Stored entries ▸
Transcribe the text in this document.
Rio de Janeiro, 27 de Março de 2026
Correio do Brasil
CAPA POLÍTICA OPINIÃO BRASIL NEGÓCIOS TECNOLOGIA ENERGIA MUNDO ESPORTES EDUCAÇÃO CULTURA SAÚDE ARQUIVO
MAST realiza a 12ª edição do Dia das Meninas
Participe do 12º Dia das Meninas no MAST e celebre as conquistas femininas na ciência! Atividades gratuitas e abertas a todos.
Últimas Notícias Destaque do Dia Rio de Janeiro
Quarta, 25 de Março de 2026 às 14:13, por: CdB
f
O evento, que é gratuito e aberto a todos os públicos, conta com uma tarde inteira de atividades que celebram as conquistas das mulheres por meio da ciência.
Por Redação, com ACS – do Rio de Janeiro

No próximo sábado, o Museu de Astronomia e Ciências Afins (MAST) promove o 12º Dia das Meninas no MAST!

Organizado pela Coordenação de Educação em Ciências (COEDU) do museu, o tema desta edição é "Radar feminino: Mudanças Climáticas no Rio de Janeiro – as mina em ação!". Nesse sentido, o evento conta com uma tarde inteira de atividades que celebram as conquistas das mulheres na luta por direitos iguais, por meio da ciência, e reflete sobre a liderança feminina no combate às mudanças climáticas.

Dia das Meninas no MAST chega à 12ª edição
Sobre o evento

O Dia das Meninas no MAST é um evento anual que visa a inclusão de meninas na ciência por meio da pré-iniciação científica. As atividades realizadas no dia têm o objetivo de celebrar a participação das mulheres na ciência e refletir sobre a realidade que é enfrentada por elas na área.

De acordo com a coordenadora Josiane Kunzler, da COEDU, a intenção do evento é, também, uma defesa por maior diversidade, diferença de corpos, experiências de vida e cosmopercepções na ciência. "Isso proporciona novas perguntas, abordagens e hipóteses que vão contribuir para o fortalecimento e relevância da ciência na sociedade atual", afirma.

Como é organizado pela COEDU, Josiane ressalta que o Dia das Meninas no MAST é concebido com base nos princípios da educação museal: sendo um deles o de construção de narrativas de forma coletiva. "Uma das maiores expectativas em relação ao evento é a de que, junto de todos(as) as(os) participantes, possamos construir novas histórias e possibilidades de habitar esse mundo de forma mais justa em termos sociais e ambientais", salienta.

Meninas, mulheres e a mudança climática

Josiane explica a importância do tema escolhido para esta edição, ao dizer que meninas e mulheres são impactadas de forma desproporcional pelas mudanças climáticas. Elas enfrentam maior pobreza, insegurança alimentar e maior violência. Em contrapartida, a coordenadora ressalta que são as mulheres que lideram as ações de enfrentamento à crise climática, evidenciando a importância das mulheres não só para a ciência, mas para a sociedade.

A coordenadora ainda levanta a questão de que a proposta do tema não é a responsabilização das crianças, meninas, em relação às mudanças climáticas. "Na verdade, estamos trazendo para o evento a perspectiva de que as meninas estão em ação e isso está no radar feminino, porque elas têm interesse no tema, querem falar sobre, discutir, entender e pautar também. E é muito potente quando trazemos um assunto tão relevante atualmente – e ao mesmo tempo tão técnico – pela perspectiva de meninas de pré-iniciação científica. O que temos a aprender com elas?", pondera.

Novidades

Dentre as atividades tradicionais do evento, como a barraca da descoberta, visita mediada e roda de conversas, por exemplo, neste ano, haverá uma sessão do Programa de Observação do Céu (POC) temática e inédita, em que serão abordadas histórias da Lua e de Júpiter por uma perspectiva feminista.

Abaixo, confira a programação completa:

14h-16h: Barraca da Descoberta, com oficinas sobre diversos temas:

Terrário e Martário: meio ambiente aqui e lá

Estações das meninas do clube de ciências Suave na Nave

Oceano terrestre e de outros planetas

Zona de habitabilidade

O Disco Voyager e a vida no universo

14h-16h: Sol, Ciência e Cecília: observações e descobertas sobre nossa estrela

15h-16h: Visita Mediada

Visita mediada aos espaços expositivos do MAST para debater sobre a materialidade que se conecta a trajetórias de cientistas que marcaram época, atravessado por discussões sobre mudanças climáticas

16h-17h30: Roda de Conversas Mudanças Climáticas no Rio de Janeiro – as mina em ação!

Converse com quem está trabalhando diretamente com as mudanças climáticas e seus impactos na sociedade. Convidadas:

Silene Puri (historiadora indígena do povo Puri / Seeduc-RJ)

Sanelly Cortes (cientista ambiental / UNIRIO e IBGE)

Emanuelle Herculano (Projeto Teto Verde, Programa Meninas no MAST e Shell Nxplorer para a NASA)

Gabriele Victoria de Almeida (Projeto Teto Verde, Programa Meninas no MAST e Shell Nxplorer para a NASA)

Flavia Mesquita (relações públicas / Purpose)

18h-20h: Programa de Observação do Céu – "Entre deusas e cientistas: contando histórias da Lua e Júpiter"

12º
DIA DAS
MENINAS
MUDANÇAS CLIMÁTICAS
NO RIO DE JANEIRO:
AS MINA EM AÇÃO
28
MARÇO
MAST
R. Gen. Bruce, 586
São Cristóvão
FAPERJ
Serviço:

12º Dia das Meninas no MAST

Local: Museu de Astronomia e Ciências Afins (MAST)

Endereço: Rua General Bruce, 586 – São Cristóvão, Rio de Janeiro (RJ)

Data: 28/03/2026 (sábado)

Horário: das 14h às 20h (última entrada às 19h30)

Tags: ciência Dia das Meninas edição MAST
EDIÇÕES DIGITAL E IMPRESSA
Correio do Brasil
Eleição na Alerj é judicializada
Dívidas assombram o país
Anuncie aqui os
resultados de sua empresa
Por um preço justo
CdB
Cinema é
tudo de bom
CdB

Instructions to follow ▸
Look above for every line with the word "celebram" and copy it.

Solved exercise ▸
O evento, que é gratuito e aberto a todos os públicos, conta com uma tarde inteira de atividades que celebram as conquistas das mulheres por meio da ciência.
Organizado pela Coordenação de Educação em Ciências (COEDU) do museu, o tema desta edição é "Radar feminino: Mudanças Climáticas no Rio de Janeiro – as mina em ação!". Nesse sentido, o evento conta com uma tarde inteira de atividades que celebram as conquistas das mulheres na luta por direitos iguais, por meio da ciência, e reflete sobre a liderança feminina no combate às mudanças climáticas.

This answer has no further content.